╭──
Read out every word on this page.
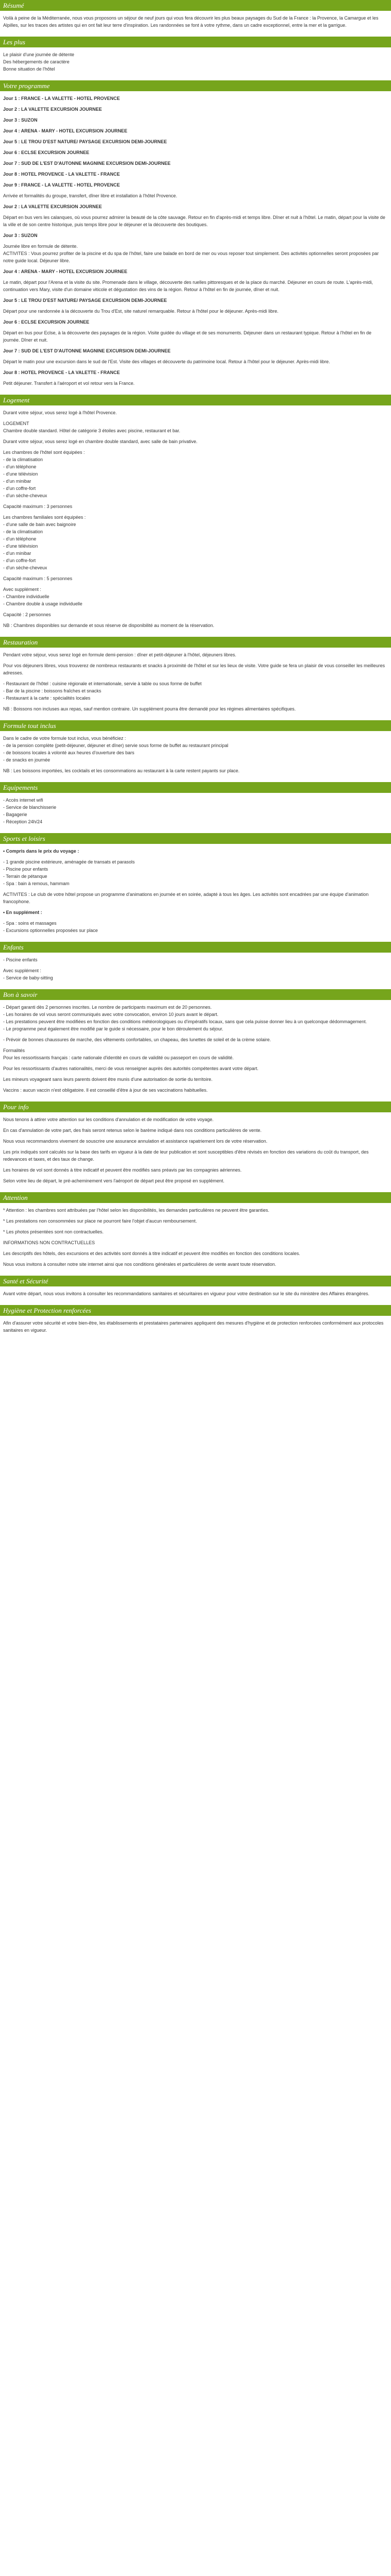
Résumé

Voilà à peine de la Méditerranée, nous vous proposons un séjour de neuf jours qui vous fera découvrir les plus beaux paysages du Sud de la France : la Provence, la Camargue et les Alpilles, sur les traces des artistes qui en ont fait leur terre d'inspiration. Les randonnées se font à votre rythme, dans un cadre exceptionnel, entre la mer et la garrigue.

Les plus

Le plaisir d'une journée de détente
Des hébergements de caractère
Bonne situation de l'hôtel

Votre programme

Jour 1 : FRANCE - LA VALETTE - HOTEL PROVENCE

Jour 2 : LA VALETTE EXCURSION JOURNEE

Jour 3 : SUZON

Jour 4 : ARENA - MARY - HOTEL EXCURSION JOURNEE

Jour 5 : LE TROU D'EST NATURE/ PAYSAGE EXCURSION DEMI-JOURNEE

Jour 6 : ECLSE EXCURSION JOURNEE

Jour 7 : SUD DE L'EST D'AUTONNE MAGNINE EXCURSION DEMI-JOURNEE

Jour 8 : HOTEL PROVENCE - LA VALETTE - FRANCE

Jour 9 : FRANCE - LA VALETTE - HOTEL PROVENCE

Arrivée et formalités du groupe, transfert, dîner libre et installation à l'hôtel Provence.

Jour 2 : LA VALETTE EXCURSION JOURNEE

Départ en bus vers les calanques, où vous pourrez admirer la beauté de la côte sauvage. Retour en fin d'après-midi et temps libre. Dîner et nuit à l'hôtel. Le matin, départ pour la visite de la ville et de son centre historique, puis temps libre pour le déjeuner et la découverte des boutiques.

Jour 3 : SUZON

Journée libre en formule de détente.
ACTIVITES : Vous pourrez profiter de la piscine et du spa de l'hôtel, faire une balade en bord de mer ou vous reposer tout simplement. Des activités optionnelles seront proposées par notre guide local. Déjeuner libre.

Jour 4 : ARENA - MARY - HOTEL EXCURSION JOURNEE

Le matin, départ pour l'Arena et la visite du site. Promenade dans le village, découverte des ruelles pittoresques et de la place du marché. Déjeuner en cours de route. L'après-midi, continuation vers Mary, visite d'un domaine viticole et dégustation des vins de la région. Retour à l'hôtel en fin de journée, dîner et nuit.

Jour 5 : LE TROU D'EST NATURE/ PAYSAGE EXCURSION DEMI-JOURNEE

Départ pour une randonnée à la découverte du Trou d'Est, site naturel remarquable. Retour à l'hôtel pour le déjeuner. Après-midi libre.

Jour 6 : ECLSE EXCURSION JOURNEE

Départ en bus pour Eclse, à la découverte des paysages de la région. Visite guidée du village et de ses monuments. Déjeuner dans un restaurant typique. Retour à l'hôtel en fin de journée. Dîner et nuit.

Jour 7 : SUD DE L'EST D'AUTONNE MAGNINE EXCURSION DEMI-JOURNEE

Départ le matin pour une excursion dans le sud de l'Est. Visite des villages et découverte du patrimoine local. Retour à l'hôtel pour le déjeuner. Après-midi libre.

Jour 8 : HOTEL PROVENCE - LA VALETTE - FRANCE

Petit déjeuner. Transfert à l'aéroport et vol retour vers la France.

Logement

Durant votre séjour, vous serez logé à l'hôtel Provence.

LOGEMENT
Chambre double standard. Hôtel de catégorie 3 étoiles avec piscine, restaurant et bar.

Durant votre séjour, vous serez logé en chambre double standard, avec salle de bain privative.

Les chambres de l'hôtel sont équipées :
- de la climatisation
- d'un téléphone
- d'une télévision
- d'un minibar
- d'un coffre-fort
- d'un sèche-cheveux

Capacité maximum : 3 personnes

Les chambres familiales sont équipées :
- d'une salle de bain avec baignoire
- de la climatisation
- d'un téléphone
- d'une télévision
- d'un minibar
- d'un coffre-fort
- d'un sèche-cheveux

Capacité maximum : 5 personnes

Avec supplément :
- Chambre individuelle
- Chambre double à usage individuelle

Capacité : 2 personnes

NB : Chambres disponibles sur demande et sous réserve de disponibilité au moment de la réservation.

Restauration

Pendant votre séjour, vous serez logé en formule demi-pension : dîner et petit-déjeuner à l'hôtel, déjeuners libres.

Pour vos déjeuners libres, vous trouverez de nombreux restaurants et snacks à proximité de l'hôtel et sur les lieux de visite. Votre guide se fera un plaisir de vous conseiller les meilleures adresses.

- Restaurant de l'hôtel : cuisine régionale et internationale, servie à table ou sous forme de buffet
- Bar de la piscine : boissons fraîches et snacks
- Restaurant à la carte : spécialités locales

NB : Boissons non incluses aux repas, sauf mention contraire. Un supplément pourra être demandé pour les régimes alimentaires spécifiques.

Formule tout inclus

Dans le cadre de votre formule tout inclus, vous bénéficiez :
- de la pension complète (petit-déjeuner, déjeuner et dîner) servie sous forme de buffet au restaurant principal
- de boissons locales à volonté aux heures d'ouverture des bars
- de snacks en journée

NB : Les boissons importées, les cocktails et les consommations au restaurant à la carte restent payants sur place.

Equipements

- Accès internet wifi
- Service de blanchisserie
- Bagagerie
- Réception 24h/24

Sports et loisirs

• Compris dans le prix du voyage :

- 1 grande piscine extérieure, aménagée de transats et parasols
- Piscine pour enfants
- Terrain de pétanque
- Spa : bain à remous, hammam

ACTIVITES : Le club de votre hôtel propose un programme d'animations en journée et en soirée, adapté à tous les âges. Les activités sont encadrées par une équipe d'animation francophone.

• En supplément :

- Spa : soins et massages
- Excursions optionnelles proposées sur place

Enfants

- Piscine enfants

Avec supplément :
- Service de baby-sitting

Bon à savoir

- Départ garanti dès 2 personnes inscrites. Le nombre de participants maximum est de 20 personnes.
- Les horaires de vol vous seront communiqués avec votre convocation, environ 10 jours avant le départ.
- Les prestations peuvent être modifiées en fonction des conditions météorologiques ou d'impératifs locaux, sans que cela puisse donner lieu à un quelconque dédommagement.
- Le programme peut également être modifié par le guide si nécessaire, pour le bon déroulement du séjour.

- Prévoir de bonnes chaussures de marche, des vêtements confortables, un chapeau, des lunettes de soleil et de la crème solaire.

Formalités
Pour les ressortissants français : carte nationale d'identité en cours de validité ou passeport en cours de validité.

Pour les ressortissants d'autres nationalités, merci de vous renseigner auprès des autorités compétentes avant votre départ.

Les mineurs voyageant sans leurs parents doivent être munis d'une autorisation de sortie du territoire.

Vaccins : aucun vaccin n'est obligatoire. Il est conseillé d'être à jour de ses vaccinations habituelles.

Pour info

Nous tenons à attirer votre attention sur les conditions d'annulation et de modification de votre voyage.

En cas d'annulation de votre part, des frais seront retenus selon le barème indiqué dans nos conditions particulières de vente.

Nous vous recommandons vivement de souscrire une assurance annulation et assistance rapatriement lors de votre réservation.

Les prix indiqués sont calculés sur la base des tarifs en vigueur à la date de leur publication et sont susceptibles d'être révisés en fonction des variations du coût du transport, des redevances et taxes, et des taux de change.

Les horaires de vol sont donnés à titre indicatif et peuvent être modifiés sans préavis par les compagnies aériennes.

Selon votre lieu de départ, le pré-acheminement vers l'aéroport de départ peut être proposé en supplément.

Attention

* Attention : les chambres sont attribuées par l'hôtel selon les disponibilités, les demandes particulières ne peuvent être garanties.

* Les prestations non consommées sur place ne pourront faire l'objet d'aucun remboursement.

* Les photos présentées sont non contractuelles.

INFORMATIONS NON CONTRACTUELLES

Les descriptifs des hôtels, des excursions et des activités sont donnés à titre indicatif et peuvent être modifiés en fonction des conditions locales.

Nous vous invitons à consulter notre site internet ainsi que nos conditions générales et particulières de vente avant toute réservation.

Santé et Sécurité

Avant votre départ, nous vous invitons à consulter les recommandations sanitaires et sécuritaires en vigueur pour votre destination sur le site du ministère des Affaires étrangères.

Hygiène et Protection renforcées

Afin d'assurer votre sécurité et votre bien-être, les établissements et prestataires partenaires appliquent des mesures d'hygiène et de protection renforcées conformément aux protocoles sanitaires en vigueur.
╰──
**EXERCISE GOAL**
Show the lines that mention the word "vente".

**RESPONSE BELOW**
En cas d'annulation de votre part, des frais seront retenus selon le barème indiqué dans nos conditions particulières de vente.
Nous vous invitons à consulter notre site internet ainsi que nos conditions générales et particulières de vente avant toute réservation.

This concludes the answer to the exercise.